Give the number of lines in the data that hold the word "through", and nothing else.

─── Task input ───

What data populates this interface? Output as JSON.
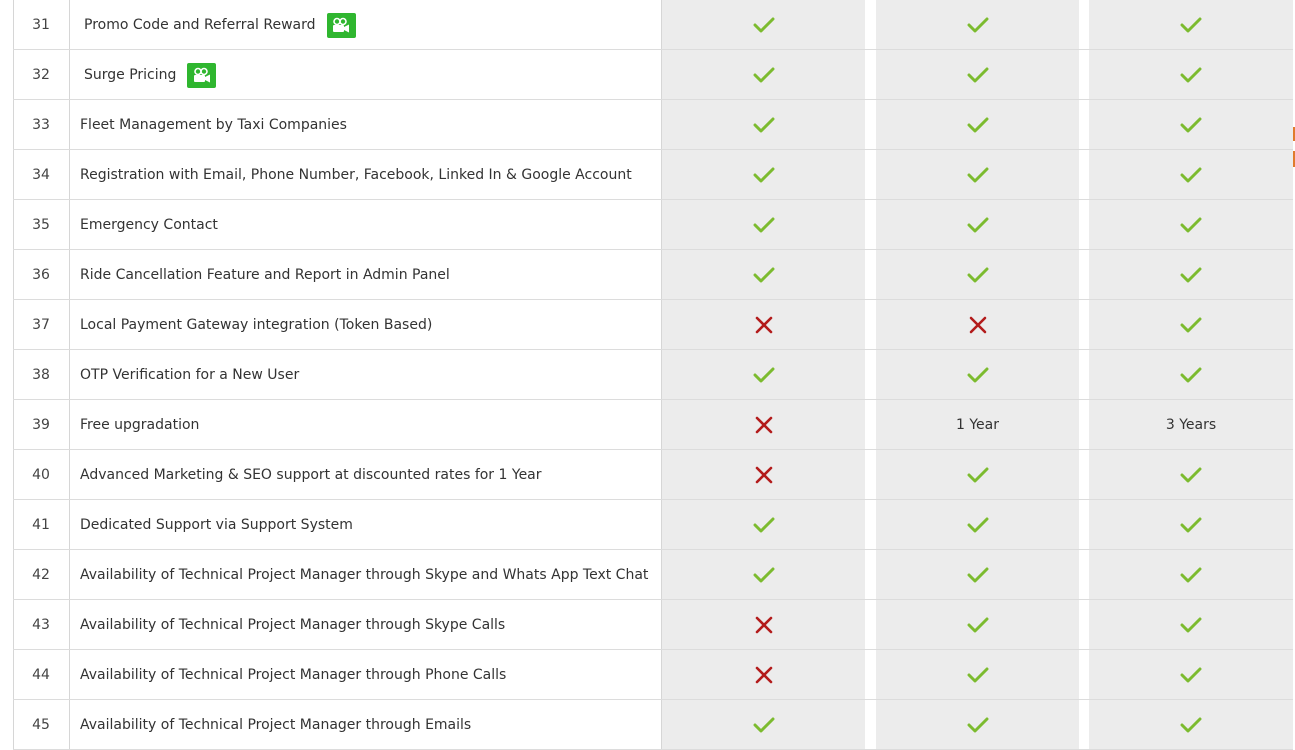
{
  "colors": {
    "check": "#7cbb2f",
    "cross": "#b31b1b",
    "video_badge": "#2fb62f",
    "plan_column_bg": "#ececec"
  },
  "rows": [
    {
      "num": "31",
      "feature": "Promo Code and Referral Reward",
      "video": true,
      "plans": [
        "check",
        "check",
        "check"
      ]
    },
    {
      "num": "32",
      "feature": "Surge Pricing",
      "video": true,
      "plans": [
        "check",
        "check",
        "check"
      ]
    },
    {
      "num": "33",
      "feature": "Fleet Management by Taxi Companies",
      "video": false,
      "plans": [
        "check",
        "check",
        "check"
      ]
    },
    {
      "num": "34",
      "feature": "Registration with Email, Phone Number, Facebook, Linked In & Google Account",
      "video": false,
      "plans": [
        "check",
        "check",
        "check"
      ]
    },
    {
      "num": "35",
      "feature": "Emergency Contact",
      "video": false,
      "plans": [
        "check",
        "check",
        "check"
      ]
    },
    {
      "num": "36",
      "feature": "Ride Cancellation Feature and Report in Admin Panel",
      "video": false,
      "plans": [
        "check",
        "check",
        "check"
      ]
    },
    {
      "num": "37",
      "feature": "Local Payment Gateway integration (Token Based)",
      "video": false,
      "plans": [
        "cross",
        "cross",
        "check"
      ]
    },
    {
      "num": "38",
      "feature": "OTP Verification for a New User",
      "video": false,
      "plans": [
        "check",
        "check",
        "check"
      ]
    },
    {
      "num": "39",
      "feature": "Free upgradation",
      "video": false,
      "plans": [
        "cross",
        "1 Year",
        "3 Years"
      ]
    },
    {
      "num": "40",
      "feature": "Advanced Marketing & SEO support at discounted rates for 1 Year",
      "video": false,
      "plans": [
        "cross",
        "check",
        "check"
      ]
    },
    {
      "num": "41",
      "feature": "Dedicated Support via Support System",
      "video": false,
      "plans": [
        "check",
        "check",
        "check"
      ]
    },
    {
      "num": "42",
      "feature": "Availability of Technical Project Manager through Skype and Whats App Text Chat",
      "video": false,
      "plans": [
        "check",
        "check",
        "check"
      ]
    },
    {
      "num": "43",
      "feature": "Availability of Technical Project Manager through Skype Calls",
      "video": false,
      "plans": [
        "cross",
        "check",
        "check"
      ]
    },
    {
      "num": "44",
      "feature": "Availability of Technical Project Manager through Phone Calls",
      "video": false,
      "plans": [
        "cross",
        "check",
        "check"
      ]
    },
    {
      "num": "45",
      "feature": "Availability of Technical Project Manager through Emails",
      "video": false,
      "plans": [
        "check",
        "check",
        "check"
      ]
    }
  ]
}
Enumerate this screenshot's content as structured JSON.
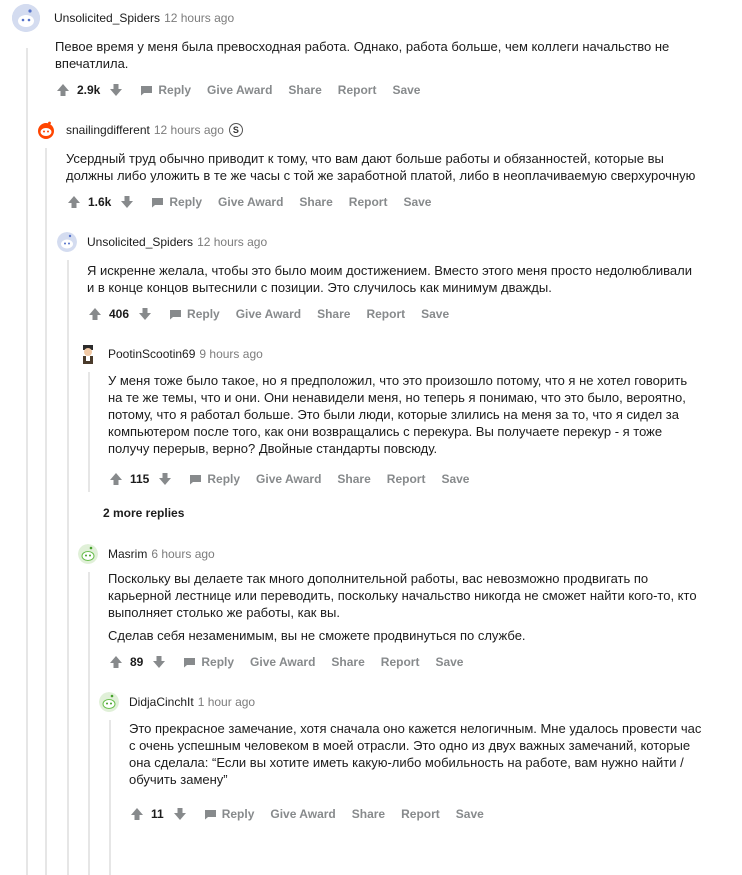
{
  "actions": {
    "reply": "Reply",
    "give_award": "Give Award",
    "share": "Share",
    "report": "Report",
    "save": "Save"
  },
  "comments": [
    {
      "author": "Unsolicited_Spiders",
      "time": "12 hours ago",
      "paragraphs": [
        "Певое время у меня была превосходная работа. Однако, работа больше, чем коллеги начальство не впечатлила."
      ],
      "score": "2.9k",
      "avatar_icon": "snoo-avatar-icon"
    },
    {
      "author": "snailingdifferent",
      "time": "12 hours ago",
      "badge": "S",
      "paragraphs": [
        "Усердный труд обычно приводит к тому, что вам дают больше работы и обязанностей, которые вы должны либо уложить в те же часы с той же заработной платой, либо в неоплачиваемую сверхурочную"
      ],
      "score": "1.6k",
      "avatar_icon": "red-snoo-avatar-icon"
    },
    {
      "author": "Unsolicited_Spiders",
      "time": "12 hours ago",
      "paragraphs": [
        "Я искренне желала, чтобы это было моим достижением. Вместо этого меня просто недолюбливали и в конце концов вытеснили с позиции. Это случилось как минимум дважды."
      ],
      "score": "406",
      "avatar_icon": "snoo-avatar-icon"
    },
    {
      "author": "PootinScootin69",
      "time": "9 hours ago",
      "paragraphs": [
        "У меня тоже было такое, но я предположил, что это произошло потому, что я не хотел говорить на те же темы, что и они. Они ненавидели меня, но теперь я понимаю, что это было, вероятно, потому, что я работал больше. Это были люди, которые злились на меня за то, что я сидел за компьютером после того, как они возвращались с перекура. Вы получаете перекур - я тоже получу перерыв, верно? Двойные стандарты повсюду."
      ],
      "score": "115",
      "avatar_icon": "character-avatar-icon"
    },
    {
      "author": "Masrim",
      "time": "6 hours ago",
      "paragraphs": [
        "Поскольку вы делаете так много дополнительной работы, вас невозможно продвигать по карьерной лестнице или переводить, поскольку начальство никогда не сможет найти кого-то, кто выполняет столько же работы, как вы.",
        "Сделав себя незаменимым, вы не сможете продвинуться по службе."
      ],
      "score": "89",
      "avatar_icon": "green-snoo-avatar-icon"
    },
    {
      "author": "DidjaCinchIt",
      "time": "1 hour ago",
      "paragraphs": [
        "Это прекрасное замечание, хотя сначала оно кажется нелогичным. Мне удалось провести час с очень успешным человеком в моей отрасли. Это одно из двух важных замечаний, которые она сделала: “Если вы хотите иметь какую-либо мобильность на работе, вам нужно найти / обучить замену”"
      ],
      "score": "11",
      "avatar_icon": "green-snoo-avatar-icon"
    }
  ],
  "more_replies": "2 more replies",
  "colors": {
    "upvote": "#878a8c",
    "thread_line": "#e6e6e6",
    "text": "#1c1c1c",
    "meta": "#7c7c7c"
  }
}
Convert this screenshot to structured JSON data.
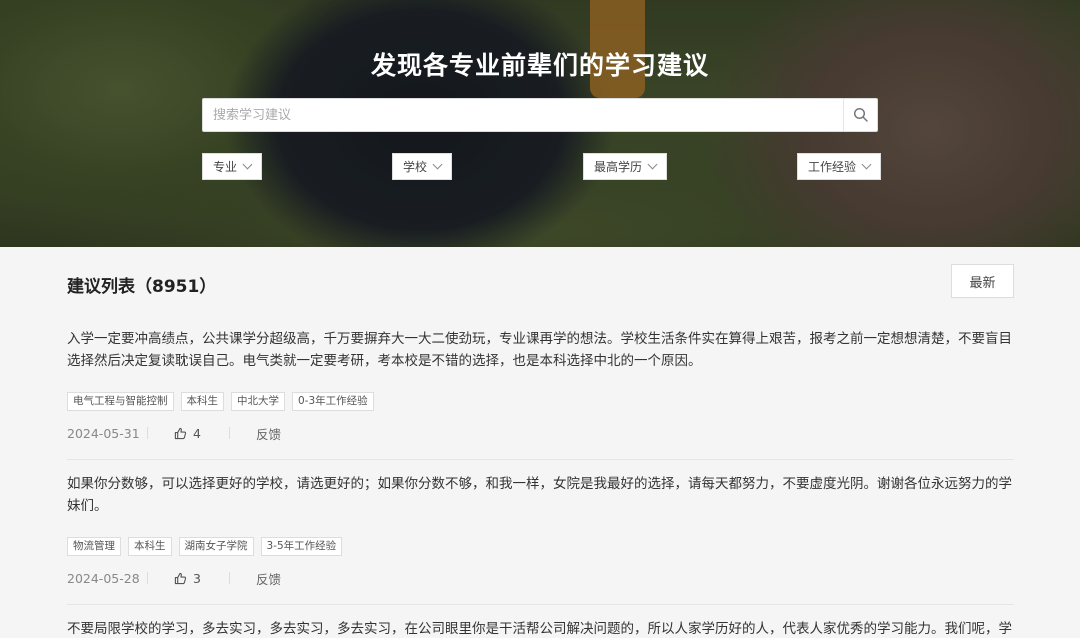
{
  "hero": {
    "title": "发现各专业前辈们的学习建议",
    "search_placeholder": "搜索学习建议",
    "filters": [
      "专业",
      "学校",
      "最高学历",
      "工作经验"
    ]
  },
  "list": {
    "title": "建议列表（8951）",
    "sort_label": "最新"
  },
  "items": [
    {
      "text": "入学一定要冲高绩点，公共课学分超级高，千万要摒弃大一大二使劲玩，专业课再学的想法。学校生活条件实在算得上艰苦，报考之前一定想想清楚，不要盲目选择然后决定复读耽误自己。电气类就一定要考研，考本校是不错的选择，也是本科选择中北的一个原因。",
      "tags": [
        "电气工程与智能控制",
        "本科生",
        "中北大学",
        "0-3年工作经验"
      ],
      "date": "2024-05-31",
      "likes": "4",
      "feedback": "反馈"
    },
    {
      "text": "如果你分数够，可以选择更好的学校，请选更好的；如果你分数不够，和我一样，女院是我最好的选择，请每天都努力，不要虚度光阴。谢谢各位永远努力的学妹们。",
      "tags": [
        "物流管理",
        "本科生",
        "湖南女子学院",
        "3-5年工作经验"
      ],
      "date": "2024-05-28",
      "likes": "3",
      "feedback": "反馈"
    },
    {
      "text": "不要局限学校的学习，多去实习，多去实习，多去实习，在公司眼里你是干活帮公司解决问题的，所以人家学历好的人，代表人家优秀的学习能力。我们呢，学"
    }
  ],
  "icons": {
    "search": "search-icon",
    "like": "thumbs-up-icon",
    "chevron": "chevron-down-icon"
  }
}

───

Solution = 4